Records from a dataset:
= = = =
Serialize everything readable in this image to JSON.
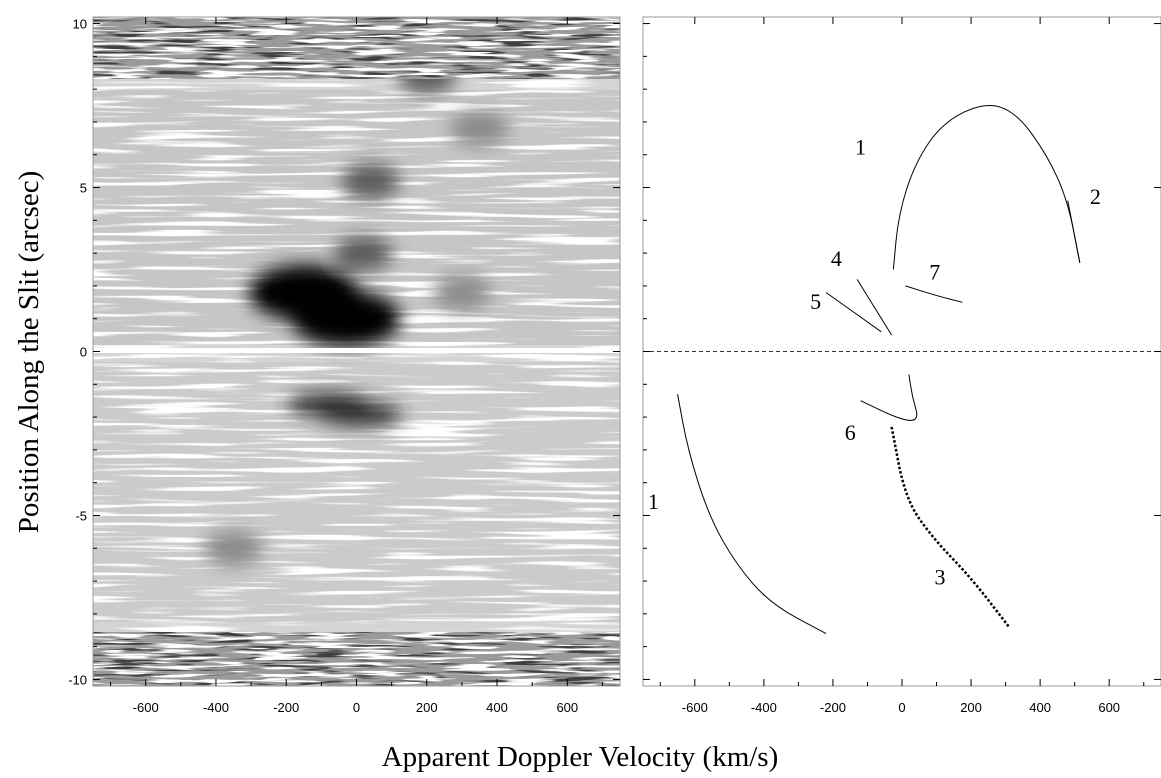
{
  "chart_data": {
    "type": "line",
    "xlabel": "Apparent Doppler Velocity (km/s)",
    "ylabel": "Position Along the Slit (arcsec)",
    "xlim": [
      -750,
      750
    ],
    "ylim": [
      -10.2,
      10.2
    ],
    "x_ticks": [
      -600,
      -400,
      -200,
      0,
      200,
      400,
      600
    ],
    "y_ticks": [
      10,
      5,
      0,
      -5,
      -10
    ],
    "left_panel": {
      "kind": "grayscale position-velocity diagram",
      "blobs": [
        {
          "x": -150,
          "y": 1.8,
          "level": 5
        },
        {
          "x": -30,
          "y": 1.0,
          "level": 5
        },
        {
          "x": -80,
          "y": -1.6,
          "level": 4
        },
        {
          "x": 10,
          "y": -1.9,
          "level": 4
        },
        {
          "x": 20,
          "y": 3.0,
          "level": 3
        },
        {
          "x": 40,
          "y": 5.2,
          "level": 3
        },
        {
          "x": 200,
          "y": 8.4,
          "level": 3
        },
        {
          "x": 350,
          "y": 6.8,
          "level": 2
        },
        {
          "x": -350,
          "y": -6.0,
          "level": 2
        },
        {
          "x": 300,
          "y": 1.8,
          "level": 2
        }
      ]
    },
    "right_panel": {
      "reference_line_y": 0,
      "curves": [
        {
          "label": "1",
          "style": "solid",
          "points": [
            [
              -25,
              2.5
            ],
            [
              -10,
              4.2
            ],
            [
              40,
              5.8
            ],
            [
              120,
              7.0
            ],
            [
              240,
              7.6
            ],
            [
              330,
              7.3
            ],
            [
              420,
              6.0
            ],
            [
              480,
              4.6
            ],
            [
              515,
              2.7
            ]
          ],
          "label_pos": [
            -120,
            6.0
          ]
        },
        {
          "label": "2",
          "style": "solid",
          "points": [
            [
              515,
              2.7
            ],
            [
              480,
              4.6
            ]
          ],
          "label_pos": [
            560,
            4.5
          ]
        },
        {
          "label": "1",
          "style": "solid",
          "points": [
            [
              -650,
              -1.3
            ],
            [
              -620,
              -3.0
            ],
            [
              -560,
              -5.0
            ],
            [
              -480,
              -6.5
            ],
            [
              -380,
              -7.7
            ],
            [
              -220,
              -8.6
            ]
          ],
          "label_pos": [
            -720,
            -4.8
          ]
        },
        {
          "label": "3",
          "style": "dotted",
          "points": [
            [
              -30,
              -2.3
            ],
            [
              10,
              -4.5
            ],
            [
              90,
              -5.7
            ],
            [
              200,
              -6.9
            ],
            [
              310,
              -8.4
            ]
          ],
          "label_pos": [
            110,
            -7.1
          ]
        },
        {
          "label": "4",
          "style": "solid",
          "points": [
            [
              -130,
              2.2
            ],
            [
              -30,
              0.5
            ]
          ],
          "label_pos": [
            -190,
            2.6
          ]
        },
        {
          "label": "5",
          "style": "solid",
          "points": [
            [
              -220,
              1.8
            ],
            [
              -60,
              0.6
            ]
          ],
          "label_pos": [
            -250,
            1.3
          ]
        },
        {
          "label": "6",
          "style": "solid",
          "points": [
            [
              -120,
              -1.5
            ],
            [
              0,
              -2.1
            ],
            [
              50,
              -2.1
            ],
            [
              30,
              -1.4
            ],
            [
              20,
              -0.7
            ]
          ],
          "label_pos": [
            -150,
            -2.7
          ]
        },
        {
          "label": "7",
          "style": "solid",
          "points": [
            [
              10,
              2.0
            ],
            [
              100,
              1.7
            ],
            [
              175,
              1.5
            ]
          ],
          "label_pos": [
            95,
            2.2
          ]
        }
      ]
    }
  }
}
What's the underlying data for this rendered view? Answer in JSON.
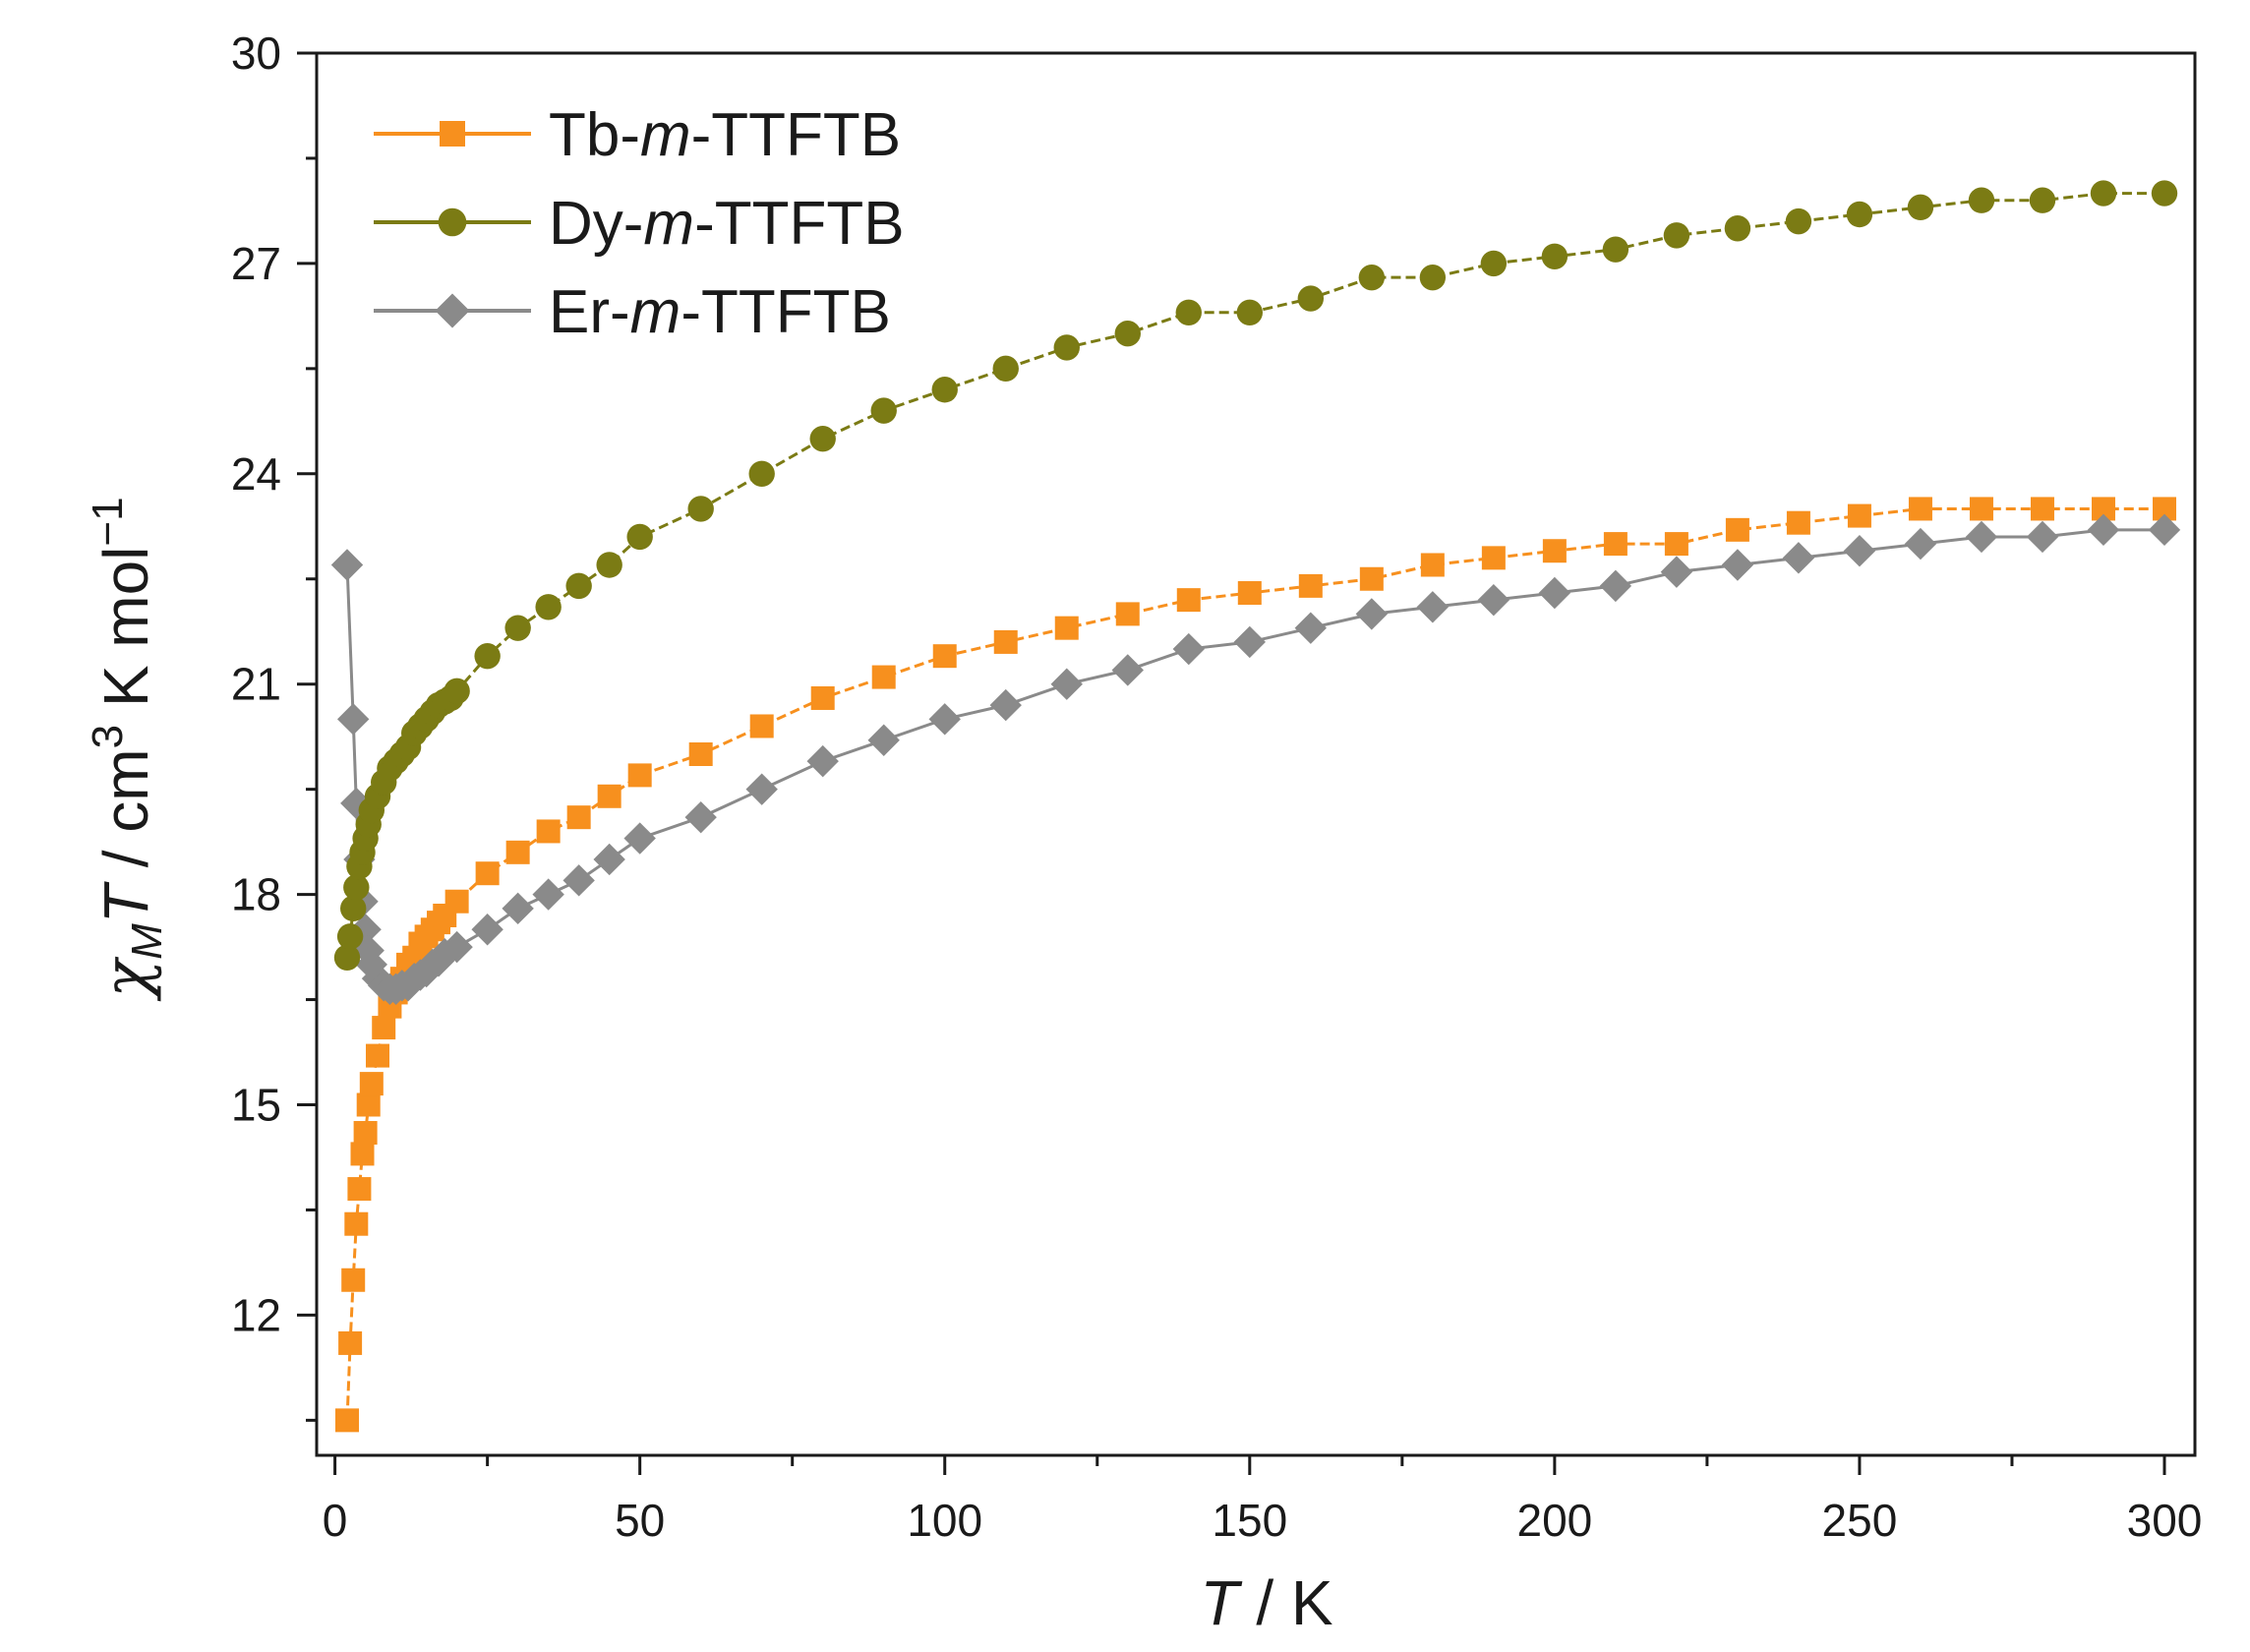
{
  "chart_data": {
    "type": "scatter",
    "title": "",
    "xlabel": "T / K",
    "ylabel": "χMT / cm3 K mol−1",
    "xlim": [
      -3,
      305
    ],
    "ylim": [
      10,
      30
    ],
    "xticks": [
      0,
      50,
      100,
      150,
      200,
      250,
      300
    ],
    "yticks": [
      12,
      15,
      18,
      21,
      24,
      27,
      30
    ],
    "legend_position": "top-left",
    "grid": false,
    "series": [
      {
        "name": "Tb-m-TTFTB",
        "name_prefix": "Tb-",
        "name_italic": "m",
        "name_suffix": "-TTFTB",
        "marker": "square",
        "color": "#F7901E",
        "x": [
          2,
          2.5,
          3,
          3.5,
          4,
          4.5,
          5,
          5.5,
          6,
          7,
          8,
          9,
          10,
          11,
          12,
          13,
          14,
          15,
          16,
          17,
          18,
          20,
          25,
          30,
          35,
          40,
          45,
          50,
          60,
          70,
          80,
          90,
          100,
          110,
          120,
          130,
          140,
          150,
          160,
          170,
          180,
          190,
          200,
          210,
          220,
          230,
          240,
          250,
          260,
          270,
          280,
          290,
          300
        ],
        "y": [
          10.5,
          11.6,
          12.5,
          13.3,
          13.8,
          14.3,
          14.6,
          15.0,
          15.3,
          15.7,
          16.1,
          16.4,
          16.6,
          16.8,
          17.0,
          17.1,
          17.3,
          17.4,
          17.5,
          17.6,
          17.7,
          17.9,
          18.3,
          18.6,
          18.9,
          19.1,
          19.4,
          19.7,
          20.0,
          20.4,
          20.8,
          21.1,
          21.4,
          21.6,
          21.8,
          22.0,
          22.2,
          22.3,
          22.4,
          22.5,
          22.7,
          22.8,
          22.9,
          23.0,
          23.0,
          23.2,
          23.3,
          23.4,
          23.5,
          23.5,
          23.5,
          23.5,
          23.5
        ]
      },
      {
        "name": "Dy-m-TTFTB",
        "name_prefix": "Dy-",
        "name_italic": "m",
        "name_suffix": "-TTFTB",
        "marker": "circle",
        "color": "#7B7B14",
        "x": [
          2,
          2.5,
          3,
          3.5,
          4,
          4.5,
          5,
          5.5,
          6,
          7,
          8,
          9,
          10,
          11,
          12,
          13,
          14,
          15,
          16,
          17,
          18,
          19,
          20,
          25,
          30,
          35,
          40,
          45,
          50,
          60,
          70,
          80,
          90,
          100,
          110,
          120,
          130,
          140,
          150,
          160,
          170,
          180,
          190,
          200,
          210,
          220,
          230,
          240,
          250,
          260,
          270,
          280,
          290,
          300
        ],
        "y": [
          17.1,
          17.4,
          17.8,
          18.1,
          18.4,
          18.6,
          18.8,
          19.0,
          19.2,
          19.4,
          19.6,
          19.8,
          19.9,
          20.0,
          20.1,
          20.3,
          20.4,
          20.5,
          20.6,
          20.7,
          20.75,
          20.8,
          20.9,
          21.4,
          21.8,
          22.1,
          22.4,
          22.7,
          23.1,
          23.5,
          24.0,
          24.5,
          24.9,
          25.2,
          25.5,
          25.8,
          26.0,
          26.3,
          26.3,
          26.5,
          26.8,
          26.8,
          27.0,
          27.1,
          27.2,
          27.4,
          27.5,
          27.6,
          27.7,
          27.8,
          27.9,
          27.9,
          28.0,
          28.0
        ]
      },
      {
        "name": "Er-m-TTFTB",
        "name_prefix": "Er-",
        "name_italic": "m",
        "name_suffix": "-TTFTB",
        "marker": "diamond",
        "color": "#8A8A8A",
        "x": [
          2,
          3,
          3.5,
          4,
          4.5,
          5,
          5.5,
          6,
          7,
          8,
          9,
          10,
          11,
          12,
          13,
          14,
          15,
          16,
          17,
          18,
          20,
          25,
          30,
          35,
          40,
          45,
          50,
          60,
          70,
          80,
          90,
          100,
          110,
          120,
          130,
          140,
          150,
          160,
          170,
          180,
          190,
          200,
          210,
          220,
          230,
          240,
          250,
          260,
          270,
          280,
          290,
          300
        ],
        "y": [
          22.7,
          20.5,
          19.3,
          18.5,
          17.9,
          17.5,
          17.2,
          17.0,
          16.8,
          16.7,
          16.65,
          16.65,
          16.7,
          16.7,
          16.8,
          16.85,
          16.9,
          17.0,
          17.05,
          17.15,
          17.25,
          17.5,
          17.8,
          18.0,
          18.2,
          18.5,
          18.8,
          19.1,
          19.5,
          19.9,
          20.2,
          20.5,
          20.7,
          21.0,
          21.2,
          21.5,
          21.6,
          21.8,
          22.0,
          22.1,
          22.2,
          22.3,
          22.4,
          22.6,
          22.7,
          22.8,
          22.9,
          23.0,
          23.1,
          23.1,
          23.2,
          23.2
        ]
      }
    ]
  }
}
= = = =
**TASK DIRECTIONS:** Count every line in the preceding entries where the string "xlabel" appears, then state only the total.

**EXERCISE OUTPUT:** 2